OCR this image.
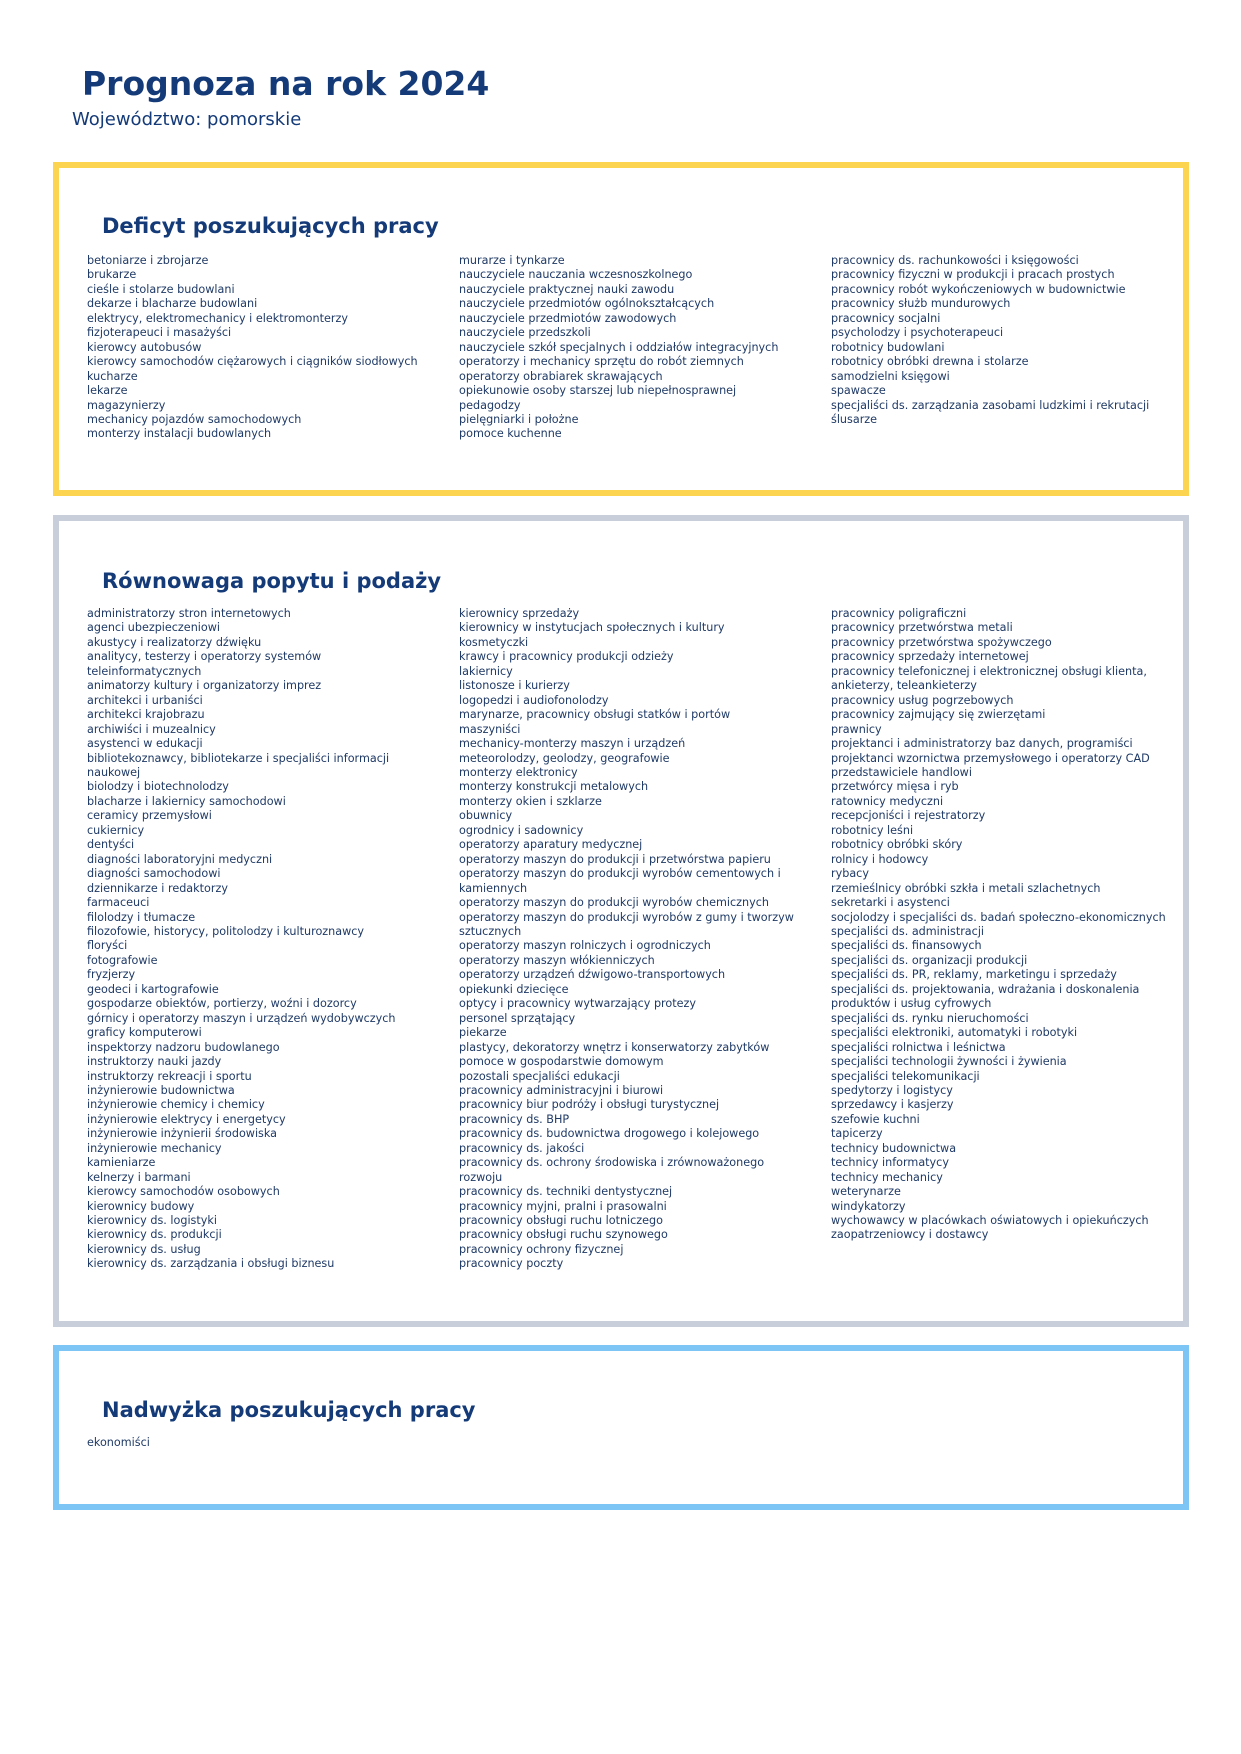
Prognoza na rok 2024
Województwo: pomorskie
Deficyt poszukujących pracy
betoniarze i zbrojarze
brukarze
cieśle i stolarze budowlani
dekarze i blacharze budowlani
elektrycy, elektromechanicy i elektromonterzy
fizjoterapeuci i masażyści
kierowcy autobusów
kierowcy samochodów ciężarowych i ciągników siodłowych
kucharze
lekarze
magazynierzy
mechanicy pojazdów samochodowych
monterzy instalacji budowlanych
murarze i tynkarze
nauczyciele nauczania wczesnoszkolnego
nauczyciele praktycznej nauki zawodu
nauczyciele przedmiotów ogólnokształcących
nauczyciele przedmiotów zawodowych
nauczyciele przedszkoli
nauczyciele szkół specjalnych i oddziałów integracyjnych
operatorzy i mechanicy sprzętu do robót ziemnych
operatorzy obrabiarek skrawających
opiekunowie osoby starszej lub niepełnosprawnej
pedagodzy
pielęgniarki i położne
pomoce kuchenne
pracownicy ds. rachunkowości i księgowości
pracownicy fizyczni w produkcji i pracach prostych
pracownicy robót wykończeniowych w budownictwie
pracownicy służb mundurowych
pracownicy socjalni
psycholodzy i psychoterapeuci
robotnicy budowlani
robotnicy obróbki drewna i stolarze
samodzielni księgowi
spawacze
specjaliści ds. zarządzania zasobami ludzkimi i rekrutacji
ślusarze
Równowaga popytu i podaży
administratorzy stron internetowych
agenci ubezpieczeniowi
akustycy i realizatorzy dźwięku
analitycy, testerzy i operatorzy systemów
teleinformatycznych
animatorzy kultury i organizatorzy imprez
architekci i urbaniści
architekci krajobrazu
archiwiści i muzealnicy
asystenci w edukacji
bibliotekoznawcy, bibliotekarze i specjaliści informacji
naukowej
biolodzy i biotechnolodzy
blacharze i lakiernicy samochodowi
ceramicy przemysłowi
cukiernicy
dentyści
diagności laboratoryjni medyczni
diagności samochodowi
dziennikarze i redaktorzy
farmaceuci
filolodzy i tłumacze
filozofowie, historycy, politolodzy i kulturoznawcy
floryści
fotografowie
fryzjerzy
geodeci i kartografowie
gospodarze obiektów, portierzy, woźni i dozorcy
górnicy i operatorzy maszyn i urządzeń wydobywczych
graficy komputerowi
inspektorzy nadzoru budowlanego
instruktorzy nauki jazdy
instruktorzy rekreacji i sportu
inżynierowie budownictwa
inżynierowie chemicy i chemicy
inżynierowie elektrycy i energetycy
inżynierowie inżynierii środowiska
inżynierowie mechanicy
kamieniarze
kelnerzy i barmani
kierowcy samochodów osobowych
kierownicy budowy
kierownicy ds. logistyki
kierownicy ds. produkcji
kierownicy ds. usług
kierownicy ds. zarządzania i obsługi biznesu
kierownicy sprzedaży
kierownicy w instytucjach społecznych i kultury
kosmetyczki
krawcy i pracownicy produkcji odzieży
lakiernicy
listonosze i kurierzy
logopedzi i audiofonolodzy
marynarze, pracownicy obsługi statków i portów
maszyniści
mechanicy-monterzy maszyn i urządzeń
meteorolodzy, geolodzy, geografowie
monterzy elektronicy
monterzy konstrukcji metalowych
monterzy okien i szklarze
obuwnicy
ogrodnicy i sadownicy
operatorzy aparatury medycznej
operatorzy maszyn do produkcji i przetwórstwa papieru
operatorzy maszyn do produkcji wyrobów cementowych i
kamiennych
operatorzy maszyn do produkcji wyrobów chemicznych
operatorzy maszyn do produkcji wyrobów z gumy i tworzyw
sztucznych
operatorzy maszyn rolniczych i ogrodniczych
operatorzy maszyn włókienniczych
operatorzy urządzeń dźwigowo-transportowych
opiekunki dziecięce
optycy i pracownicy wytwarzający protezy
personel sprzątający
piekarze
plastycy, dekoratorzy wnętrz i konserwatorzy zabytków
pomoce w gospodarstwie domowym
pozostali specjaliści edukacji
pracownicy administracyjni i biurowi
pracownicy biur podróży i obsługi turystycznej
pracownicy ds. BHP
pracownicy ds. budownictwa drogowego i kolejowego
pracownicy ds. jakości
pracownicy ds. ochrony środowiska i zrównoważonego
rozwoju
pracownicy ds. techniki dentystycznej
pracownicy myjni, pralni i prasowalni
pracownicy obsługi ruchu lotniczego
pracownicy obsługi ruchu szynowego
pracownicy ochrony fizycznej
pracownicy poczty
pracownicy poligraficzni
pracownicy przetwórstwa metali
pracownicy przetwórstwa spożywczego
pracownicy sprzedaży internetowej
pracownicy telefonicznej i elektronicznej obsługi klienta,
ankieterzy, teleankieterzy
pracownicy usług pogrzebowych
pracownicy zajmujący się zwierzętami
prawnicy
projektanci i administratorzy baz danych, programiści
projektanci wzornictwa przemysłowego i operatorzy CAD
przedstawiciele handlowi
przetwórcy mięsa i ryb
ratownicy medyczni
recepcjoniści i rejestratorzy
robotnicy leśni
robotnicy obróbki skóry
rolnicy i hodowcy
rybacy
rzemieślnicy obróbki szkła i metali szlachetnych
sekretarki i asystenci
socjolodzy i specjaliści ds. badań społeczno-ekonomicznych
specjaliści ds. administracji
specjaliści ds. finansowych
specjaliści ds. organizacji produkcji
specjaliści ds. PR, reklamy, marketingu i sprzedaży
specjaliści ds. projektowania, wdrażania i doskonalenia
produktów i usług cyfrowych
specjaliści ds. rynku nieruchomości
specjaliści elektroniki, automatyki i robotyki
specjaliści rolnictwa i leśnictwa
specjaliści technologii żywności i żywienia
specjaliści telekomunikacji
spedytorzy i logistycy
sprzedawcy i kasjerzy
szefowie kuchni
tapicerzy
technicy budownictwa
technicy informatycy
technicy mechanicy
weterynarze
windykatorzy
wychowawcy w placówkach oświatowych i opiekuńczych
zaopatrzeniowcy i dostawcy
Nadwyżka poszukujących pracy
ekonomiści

--

> **Set task**
Leave out the pictures and print each record exactly as it stands.

> **Exercise output**
OCR this image.
Prognoza na rok 2024
Województwo: pomorskie
Deficyt poszukujących pracy
betoniarze i zbrojarze
brukarze
cieśle i stolarze budowlani
dekarze i blacharze budowlani
elektrycy, elektromechanicy i elektromonterzy
fizjoterapeuci i masażyści
kierowcy autobusów
kierowcy samochodów ciężarowych i ciągników siodłowych
kucharze
lekarze
magazynierzy
mechanicy pojazdów samochodowych
monterzy instalacji budowlanych
murarze i tynkarze
nauczyciele nauczania wczesnoszkolnego
nauczyciele praktycznej nauki zawodu
nauczyciele przedmiotów ogólnokształcących
nauczyciele przedmiotów zawodowych
nauczyciele przedszkoli
nauczyciele szkół specjalnych i oddziałów integracyjnych
operatorzy i mechanicy sprzętu do robót ziemnych
operatorzy obrabiarek skrawających
opiekunowie osoby starszej lub niepełnosprawnej
pedagodzy
pielęgniarki i położne
pomoce kuchenne
pracownicy ds. rachunkowości i księgowości
pracownicy fizyczni w produkcji i pracach prostych
pracownicy robót wykończeniowych w budownictwie
pracownicy służb mundurowych
pracownicy socjalni
psycholodzy i psychoterapeuci
robotnicy budowlani
robotnicy obróbki drewna i stolarze
samodzielni księgowi
spawacze
specjaliści ds. zarządzania zasobami ludzkimi i rekrutacji
ślusarze
Równowaga popytu i podaży
administratorzy stron internetowych
agenci ubezpieczeniowi
akustycy i realizatorzy dźwięku
analitycy, testerzy i operatorzy systemów
teleinformatycznych
animatorzy kultury i organizatorzy imprez
architekci i urbaniści
architekci krajobrazu
archiwiści i muzealnicy
asystenci w edukacji
bibliotekoznawcy, bibliotekarze i specjaliści informacji
naukowej
biolodzy i biotechnolodzy
blacharze i lakiernicy samochodowi
ceramicy przemysłowi
cukiernicy
dentyści
diagności laboratoryjni medyczni
diagności samochodowi
dziennikarze i redaktorzy
farmaceuci
filolodzy i tłumacze
filozofowie, historycy, politolodzy i kulturoznawcy
floryści
fotografowie
fryzjerzy
geodeci i kartografowie
gospodarze obiektów, portierzy, woźni i dozorcy
górnicy i operatorzy maszyn i urządzeń wydobywczych
graficy komputerowi
inspektorzy nadzoru budowlanego
instruktorzy nauki jazdy
instruktorzy rekreacji i sportu
inżynierowie budownictwa
inżynierowie chemicy i chemicy
inżynierowie elektrycy i energetycy
inżynierowie inżynierii środowiska
inżynierowie mechanicy
kamieniarze
kelnerzy i barmani
kierowcy samochodów osobowych
kierownicy budowy
kierownicy ds. logistyki
kierownicy ds. produkcji
kierownicy ds. usług
kierownicy ds. zarządzania i obsługi biznesu
kierownicy sprzedaży
kierownicy w instytucjach społecznych i kultury
kosmetyczki
krawcy i pracownicy produkcji odzieży
lakiernicy
listonosze i kurierzy
logopedzi i audiofonolodzy
marynarze, pracownicy obsługi statków i portów
maszyniści
mechanicy-monterzy maszyn i urządzeń
meteorolodzy, geolodzy, geografowie
monterzy elektronicy
monterzy konstrukcji metalowych
monterzy okien i szklarze
obuwnicy
ogrodnicy i sadownicy
operatorzy aparatury medycznej
operatorzy maszyn do produkcji i przetwórstwa papieru
operatorzy maszyn do produkcji wyrobów cementowych i
kamiennych
operatorzy maszyn do produkcji wyrobów chemicznych
operatorzy maszyn do produkcji wyrobów z gumy i tworzyw
sztucznych
operatorzy maszyn rolniczych i ogrodniczych
operatorzy maszyn włókienniczych
operatorzy urządzeń dźwigowo-transportowych
opiekunki dziecięce
optycy i pracownicy wytwarzający protezy
personel sprzątający
piekarze
plastycy, dekoratorzy wnętrz i konserwatorzy zabytków
pomoce w gospodarstwie domowym
pozostali specjaliści edukacji
pracownicy administracyjni i biurowi
pracownicy biur podróży i obsługi turystycznej
pracownicy ds. BHP
pracownicy ds. budownictwa drogowego i kolejowego
pracownicy ds. jakości
pracownicy ds. ochrony środowiska i zrównoważonego
rozwoju
pracownicy ds. techniki dentystycznej
pracownicy myjni, pralni i prasowalni
pracownicy obsługi ruchu lotniczego
pracownicy obsługi ruchu szynowego
pracownicy ochrony fizycznej
pracownicy poczty
pracownicy poligraficzni
pracownicy przetwórstwa metali
pracownicy przetwórstwa spożywczego
pracownicy sprzedaży internetowej
pracownicy telefonicznej i elektronicznej obsługi klienta,
ankieterzy, teleankieterzy
pracownicy usług pogrzebowych
pracownicy zajmujący się zwierzętami
prawnicy
projektanci i administratorzy baz danych, programiści
projektanci wzornictwa przemysłowego i operatorzy CAD
przedstawiciele handlowi
przetwórcy mięsa i ryb
ratownicy medyczni
recepcjoniści i rejestratorzy
robotnicy leśni
robotnicy obróbki skóry
rolnicy i hodowcy
rybacy
rzemieślnicy obróbki szkła i metali szlachetnych
sekretarki i asystenci
socjolodzy i specjaliści ds. badań społeczno-ekonomicznych
specjaliści ds. administracji
specjaliści ds. finansowych
specjaliści ds. organizacji produkcji
specjaliści ds. PR, reklamy, marketingu i sprzedaży
specjaliści ds. projektowania, wdrażania i doskonalenia
produktów i usług cyfrowych
specjaliści ds. rynku nieruchomości
specjaliści elektroniki, automatyki i robotyki
specjaliści rolnictwa i leśnictwa
specjaliści technologii żywności i żywienia
specjaliści telekomunikacji
spedytorzy i logistycy
sprzedawcy i kasjerzy
szefowie kuchni
tapicerzy
technicy budownictwa
technicy informatycy
technicy mechanicy
weterynarze
windykatorzy
wychowawcy w placówkach oświatowych i opiekuńczych
zaopatrzeniowcy i dostawcy
Nadwyżka poszukujących pracy
ekonomiści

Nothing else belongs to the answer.